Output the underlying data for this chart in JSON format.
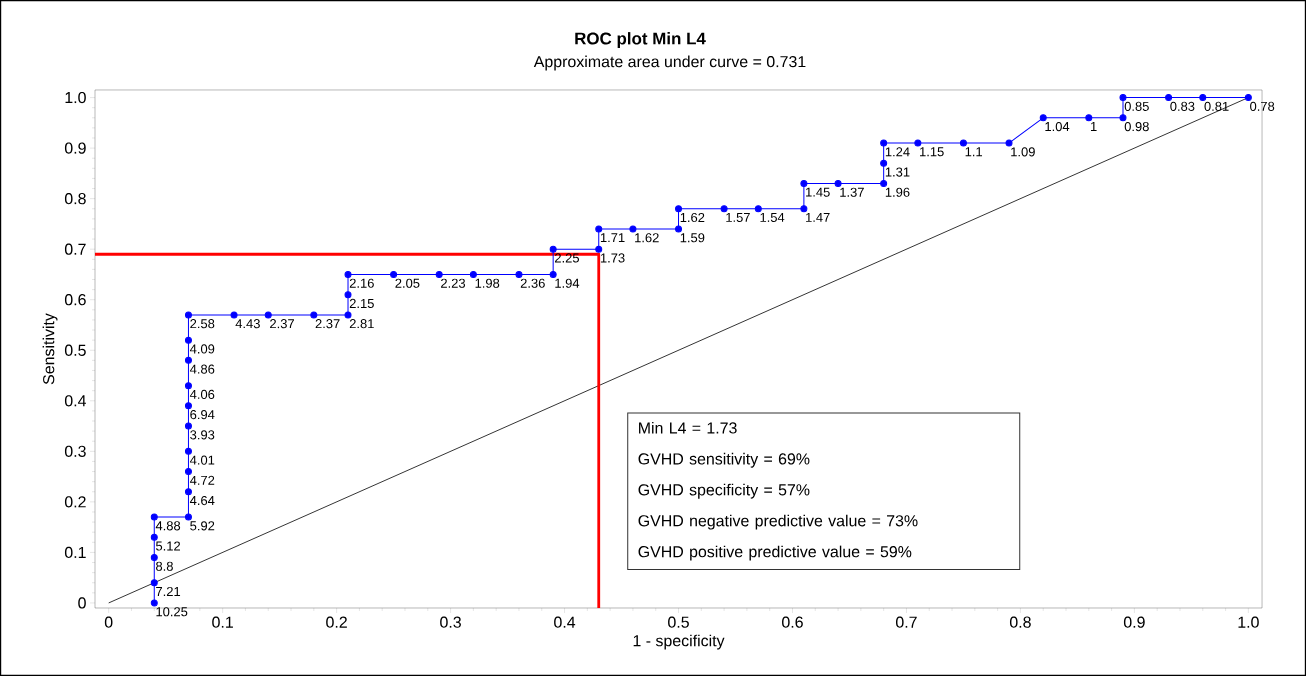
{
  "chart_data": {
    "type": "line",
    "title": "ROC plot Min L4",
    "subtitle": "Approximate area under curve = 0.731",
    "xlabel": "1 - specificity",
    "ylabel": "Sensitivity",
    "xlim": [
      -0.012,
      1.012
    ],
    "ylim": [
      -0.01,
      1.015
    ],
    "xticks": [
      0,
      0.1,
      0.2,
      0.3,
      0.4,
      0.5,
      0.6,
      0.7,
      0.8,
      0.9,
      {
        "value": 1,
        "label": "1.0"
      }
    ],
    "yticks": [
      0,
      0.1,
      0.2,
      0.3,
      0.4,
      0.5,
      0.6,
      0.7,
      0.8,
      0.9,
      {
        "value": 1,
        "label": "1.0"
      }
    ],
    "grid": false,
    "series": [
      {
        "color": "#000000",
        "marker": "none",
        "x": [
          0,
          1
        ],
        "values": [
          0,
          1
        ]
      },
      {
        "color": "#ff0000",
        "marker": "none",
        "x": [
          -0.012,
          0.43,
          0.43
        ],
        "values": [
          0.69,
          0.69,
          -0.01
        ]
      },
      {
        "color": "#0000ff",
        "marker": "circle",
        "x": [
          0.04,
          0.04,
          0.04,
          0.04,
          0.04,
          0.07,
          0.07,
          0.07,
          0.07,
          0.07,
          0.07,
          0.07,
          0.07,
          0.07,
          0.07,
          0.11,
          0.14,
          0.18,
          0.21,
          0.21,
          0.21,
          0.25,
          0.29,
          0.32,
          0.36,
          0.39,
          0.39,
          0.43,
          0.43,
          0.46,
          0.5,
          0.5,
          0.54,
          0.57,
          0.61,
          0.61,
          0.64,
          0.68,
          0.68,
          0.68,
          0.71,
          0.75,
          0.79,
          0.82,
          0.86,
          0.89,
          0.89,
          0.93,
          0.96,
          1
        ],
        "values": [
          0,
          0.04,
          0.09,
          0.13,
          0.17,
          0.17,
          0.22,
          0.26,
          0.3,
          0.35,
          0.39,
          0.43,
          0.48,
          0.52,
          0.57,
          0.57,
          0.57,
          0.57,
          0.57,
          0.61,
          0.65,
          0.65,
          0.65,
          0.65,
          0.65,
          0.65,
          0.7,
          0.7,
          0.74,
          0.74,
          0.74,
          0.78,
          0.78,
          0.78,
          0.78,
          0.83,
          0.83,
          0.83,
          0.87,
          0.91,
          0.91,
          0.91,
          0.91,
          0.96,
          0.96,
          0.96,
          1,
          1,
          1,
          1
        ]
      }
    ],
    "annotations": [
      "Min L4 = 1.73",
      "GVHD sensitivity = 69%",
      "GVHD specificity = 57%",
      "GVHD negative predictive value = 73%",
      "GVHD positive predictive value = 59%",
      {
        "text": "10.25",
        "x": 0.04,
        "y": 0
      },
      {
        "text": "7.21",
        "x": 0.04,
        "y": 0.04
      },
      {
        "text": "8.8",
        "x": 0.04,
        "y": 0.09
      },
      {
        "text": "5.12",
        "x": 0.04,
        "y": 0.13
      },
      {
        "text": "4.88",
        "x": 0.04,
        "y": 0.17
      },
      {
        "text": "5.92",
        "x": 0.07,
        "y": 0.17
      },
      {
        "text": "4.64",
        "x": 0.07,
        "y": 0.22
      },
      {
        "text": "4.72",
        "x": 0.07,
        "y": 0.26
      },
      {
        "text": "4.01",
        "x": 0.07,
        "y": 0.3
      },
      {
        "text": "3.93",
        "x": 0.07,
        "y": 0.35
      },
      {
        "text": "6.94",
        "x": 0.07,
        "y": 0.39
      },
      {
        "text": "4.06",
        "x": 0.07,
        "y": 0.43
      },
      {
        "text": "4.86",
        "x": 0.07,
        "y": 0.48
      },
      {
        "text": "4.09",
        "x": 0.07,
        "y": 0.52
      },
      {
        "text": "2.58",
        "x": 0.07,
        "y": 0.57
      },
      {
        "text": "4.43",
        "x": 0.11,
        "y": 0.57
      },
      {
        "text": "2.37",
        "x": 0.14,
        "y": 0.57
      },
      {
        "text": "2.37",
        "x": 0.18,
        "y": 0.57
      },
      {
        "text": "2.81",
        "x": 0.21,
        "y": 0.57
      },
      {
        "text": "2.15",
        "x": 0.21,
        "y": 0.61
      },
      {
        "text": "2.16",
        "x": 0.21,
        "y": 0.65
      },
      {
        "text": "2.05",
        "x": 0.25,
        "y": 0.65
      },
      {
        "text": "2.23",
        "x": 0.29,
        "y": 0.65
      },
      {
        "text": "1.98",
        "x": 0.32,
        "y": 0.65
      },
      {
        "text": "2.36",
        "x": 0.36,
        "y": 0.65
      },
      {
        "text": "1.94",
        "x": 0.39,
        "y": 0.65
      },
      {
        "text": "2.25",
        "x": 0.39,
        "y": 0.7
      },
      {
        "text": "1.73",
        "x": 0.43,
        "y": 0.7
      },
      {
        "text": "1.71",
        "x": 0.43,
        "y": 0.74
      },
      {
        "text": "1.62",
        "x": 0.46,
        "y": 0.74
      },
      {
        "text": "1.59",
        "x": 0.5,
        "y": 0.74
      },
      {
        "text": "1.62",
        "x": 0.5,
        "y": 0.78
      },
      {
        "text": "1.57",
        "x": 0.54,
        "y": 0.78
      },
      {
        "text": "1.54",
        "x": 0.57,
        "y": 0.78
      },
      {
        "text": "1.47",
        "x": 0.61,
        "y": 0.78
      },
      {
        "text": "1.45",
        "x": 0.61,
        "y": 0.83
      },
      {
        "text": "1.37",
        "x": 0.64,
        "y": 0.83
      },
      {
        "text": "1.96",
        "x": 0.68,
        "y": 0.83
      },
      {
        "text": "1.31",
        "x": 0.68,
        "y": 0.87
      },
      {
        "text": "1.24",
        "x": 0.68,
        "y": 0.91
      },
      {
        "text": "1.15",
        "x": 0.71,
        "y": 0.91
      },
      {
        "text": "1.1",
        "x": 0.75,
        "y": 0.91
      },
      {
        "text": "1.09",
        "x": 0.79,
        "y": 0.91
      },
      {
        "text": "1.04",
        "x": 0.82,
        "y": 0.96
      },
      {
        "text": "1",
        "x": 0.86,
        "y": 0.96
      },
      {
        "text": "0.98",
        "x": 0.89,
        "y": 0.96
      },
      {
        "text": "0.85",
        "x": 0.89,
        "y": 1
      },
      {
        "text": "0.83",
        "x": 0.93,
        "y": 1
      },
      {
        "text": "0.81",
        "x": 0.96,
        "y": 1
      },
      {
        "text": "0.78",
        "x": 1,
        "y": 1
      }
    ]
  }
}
★ ★ ★ ★
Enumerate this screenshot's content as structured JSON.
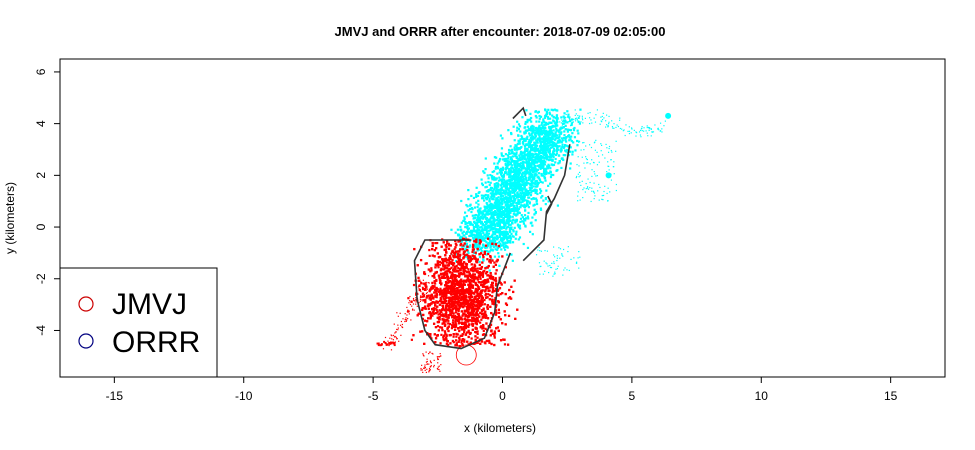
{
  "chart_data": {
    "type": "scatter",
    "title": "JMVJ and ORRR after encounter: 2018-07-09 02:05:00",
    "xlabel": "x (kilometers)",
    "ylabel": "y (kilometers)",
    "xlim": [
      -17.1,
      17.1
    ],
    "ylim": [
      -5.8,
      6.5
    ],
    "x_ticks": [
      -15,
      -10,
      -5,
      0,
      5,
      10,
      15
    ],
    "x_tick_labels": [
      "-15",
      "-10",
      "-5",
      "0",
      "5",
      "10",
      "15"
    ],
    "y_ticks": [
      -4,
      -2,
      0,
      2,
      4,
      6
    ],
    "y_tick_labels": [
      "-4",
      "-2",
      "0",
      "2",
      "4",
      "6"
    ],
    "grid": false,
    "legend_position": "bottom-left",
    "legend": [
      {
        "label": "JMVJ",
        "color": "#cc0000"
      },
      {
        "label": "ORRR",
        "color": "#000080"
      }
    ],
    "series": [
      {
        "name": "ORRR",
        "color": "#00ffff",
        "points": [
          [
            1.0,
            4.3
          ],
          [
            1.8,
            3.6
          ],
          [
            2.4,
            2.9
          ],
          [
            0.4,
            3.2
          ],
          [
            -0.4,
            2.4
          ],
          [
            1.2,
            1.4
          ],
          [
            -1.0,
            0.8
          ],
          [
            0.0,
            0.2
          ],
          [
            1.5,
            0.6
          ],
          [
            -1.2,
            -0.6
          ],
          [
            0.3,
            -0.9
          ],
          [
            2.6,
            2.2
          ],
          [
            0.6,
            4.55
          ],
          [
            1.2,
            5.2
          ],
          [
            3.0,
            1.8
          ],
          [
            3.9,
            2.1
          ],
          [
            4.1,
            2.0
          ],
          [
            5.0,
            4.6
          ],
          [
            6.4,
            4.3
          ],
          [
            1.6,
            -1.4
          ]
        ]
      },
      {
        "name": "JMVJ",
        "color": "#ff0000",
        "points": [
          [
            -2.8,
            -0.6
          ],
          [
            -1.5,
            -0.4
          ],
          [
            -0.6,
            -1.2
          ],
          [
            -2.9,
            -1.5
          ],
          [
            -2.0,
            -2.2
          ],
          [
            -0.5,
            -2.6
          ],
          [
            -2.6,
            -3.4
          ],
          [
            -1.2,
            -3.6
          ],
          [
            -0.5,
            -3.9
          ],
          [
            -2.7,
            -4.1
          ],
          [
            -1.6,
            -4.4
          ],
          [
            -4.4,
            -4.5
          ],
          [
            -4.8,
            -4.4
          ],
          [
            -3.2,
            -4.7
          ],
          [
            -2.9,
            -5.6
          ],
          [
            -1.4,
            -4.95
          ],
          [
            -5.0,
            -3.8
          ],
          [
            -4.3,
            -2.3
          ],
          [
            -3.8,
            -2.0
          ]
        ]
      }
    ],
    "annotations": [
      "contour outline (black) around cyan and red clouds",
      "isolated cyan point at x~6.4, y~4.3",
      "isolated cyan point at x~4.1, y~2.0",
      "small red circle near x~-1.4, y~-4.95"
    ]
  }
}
★ ★ ★ ★
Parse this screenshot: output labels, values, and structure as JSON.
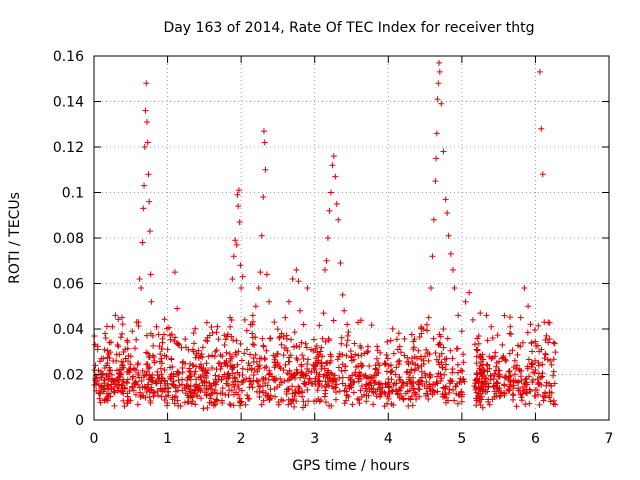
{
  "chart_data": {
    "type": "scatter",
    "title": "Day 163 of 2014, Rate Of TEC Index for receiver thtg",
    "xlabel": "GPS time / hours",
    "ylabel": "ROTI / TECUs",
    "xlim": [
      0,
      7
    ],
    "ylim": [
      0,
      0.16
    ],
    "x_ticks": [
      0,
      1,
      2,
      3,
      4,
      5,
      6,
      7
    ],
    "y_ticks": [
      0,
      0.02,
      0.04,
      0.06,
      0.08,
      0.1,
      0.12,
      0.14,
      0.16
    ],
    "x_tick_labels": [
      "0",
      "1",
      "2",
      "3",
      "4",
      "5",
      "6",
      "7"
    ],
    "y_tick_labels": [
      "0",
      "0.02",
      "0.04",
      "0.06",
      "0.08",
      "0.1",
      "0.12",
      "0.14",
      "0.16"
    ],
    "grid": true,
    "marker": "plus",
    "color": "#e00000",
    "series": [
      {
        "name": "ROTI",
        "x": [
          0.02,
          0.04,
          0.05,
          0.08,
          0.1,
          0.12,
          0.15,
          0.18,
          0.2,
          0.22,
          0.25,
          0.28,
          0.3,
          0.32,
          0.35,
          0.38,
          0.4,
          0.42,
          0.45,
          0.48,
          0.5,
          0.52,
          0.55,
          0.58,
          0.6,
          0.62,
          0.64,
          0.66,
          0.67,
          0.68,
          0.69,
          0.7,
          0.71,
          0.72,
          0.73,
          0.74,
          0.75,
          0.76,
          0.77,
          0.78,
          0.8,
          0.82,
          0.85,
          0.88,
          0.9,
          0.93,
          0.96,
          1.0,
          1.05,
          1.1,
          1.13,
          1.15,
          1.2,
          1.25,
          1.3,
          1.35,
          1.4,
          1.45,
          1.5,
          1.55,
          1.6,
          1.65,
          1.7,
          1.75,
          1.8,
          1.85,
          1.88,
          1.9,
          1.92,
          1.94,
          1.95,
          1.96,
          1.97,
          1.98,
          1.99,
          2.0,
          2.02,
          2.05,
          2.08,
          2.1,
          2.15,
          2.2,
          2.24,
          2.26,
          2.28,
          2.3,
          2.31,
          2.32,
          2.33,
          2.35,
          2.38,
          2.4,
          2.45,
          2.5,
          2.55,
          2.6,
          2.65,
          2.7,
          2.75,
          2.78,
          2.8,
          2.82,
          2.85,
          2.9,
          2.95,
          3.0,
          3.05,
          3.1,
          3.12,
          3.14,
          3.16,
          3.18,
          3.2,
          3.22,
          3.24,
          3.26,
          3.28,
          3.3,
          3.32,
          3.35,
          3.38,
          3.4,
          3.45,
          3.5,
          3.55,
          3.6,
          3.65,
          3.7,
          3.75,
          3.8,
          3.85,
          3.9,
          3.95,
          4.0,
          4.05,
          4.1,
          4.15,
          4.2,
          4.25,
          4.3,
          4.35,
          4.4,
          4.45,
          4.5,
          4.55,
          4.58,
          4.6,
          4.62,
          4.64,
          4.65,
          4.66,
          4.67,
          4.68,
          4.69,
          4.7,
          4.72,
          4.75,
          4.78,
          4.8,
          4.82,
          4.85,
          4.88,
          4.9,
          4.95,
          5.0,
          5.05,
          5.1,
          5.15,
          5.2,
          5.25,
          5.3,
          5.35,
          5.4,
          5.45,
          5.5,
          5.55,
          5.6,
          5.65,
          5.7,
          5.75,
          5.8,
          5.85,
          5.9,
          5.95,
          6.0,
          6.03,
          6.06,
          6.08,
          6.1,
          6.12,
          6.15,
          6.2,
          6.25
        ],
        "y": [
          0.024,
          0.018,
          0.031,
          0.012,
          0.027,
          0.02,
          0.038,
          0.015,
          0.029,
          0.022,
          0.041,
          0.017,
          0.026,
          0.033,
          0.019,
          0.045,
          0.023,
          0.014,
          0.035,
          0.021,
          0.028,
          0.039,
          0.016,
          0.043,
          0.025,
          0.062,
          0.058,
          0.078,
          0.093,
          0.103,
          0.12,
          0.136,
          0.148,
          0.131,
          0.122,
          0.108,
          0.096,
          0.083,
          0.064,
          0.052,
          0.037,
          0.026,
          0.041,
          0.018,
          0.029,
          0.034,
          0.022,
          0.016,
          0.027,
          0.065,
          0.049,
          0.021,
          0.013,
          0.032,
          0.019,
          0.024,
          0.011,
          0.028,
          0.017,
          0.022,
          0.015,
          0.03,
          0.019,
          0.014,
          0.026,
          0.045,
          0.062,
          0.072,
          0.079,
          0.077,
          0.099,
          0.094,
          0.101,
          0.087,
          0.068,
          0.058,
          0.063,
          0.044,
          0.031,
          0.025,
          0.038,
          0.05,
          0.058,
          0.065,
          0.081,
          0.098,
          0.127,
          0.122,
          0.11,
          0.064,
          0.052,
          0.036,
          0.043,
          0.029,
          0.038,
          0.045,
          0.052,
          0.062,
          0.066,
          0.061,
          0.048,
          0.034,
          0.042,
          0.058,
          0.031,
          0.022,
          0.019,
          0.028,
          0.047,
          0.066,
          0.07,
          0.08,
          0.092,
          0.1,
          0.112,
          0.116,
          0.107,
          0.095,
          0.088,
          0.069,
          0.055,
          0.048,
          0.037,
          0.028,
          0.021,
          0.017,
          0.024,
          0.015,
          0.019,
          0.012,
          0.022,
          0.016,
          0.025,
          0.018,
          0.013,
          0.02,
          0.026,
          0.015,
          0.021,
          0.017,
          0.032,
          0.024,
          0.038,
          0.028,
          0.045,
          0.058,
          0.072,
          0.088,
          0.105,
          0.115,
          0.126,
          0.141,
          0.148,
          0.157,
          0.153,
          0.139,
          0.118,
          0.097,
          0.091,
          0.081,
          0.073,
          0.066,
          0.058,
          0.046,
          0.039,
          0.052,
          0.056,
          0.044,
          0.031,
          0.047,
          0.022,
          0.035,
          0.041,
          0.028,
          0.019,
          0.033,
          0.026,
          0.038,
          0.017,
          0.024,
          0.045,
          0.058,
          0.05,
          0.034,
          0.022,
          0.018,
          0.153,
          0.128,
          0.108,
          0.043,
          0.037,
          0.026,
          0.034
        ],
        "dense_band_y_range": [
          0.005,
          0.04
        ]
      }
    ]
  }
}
★ ★ ★ ★
* _The task_
Reproduce each line of the material containing the word "isolated".

* _Finished exercise_
      "isolated cyan point at x~6.4, y~4.3",
      "isolated cyan point at x~4.1, y~2.0",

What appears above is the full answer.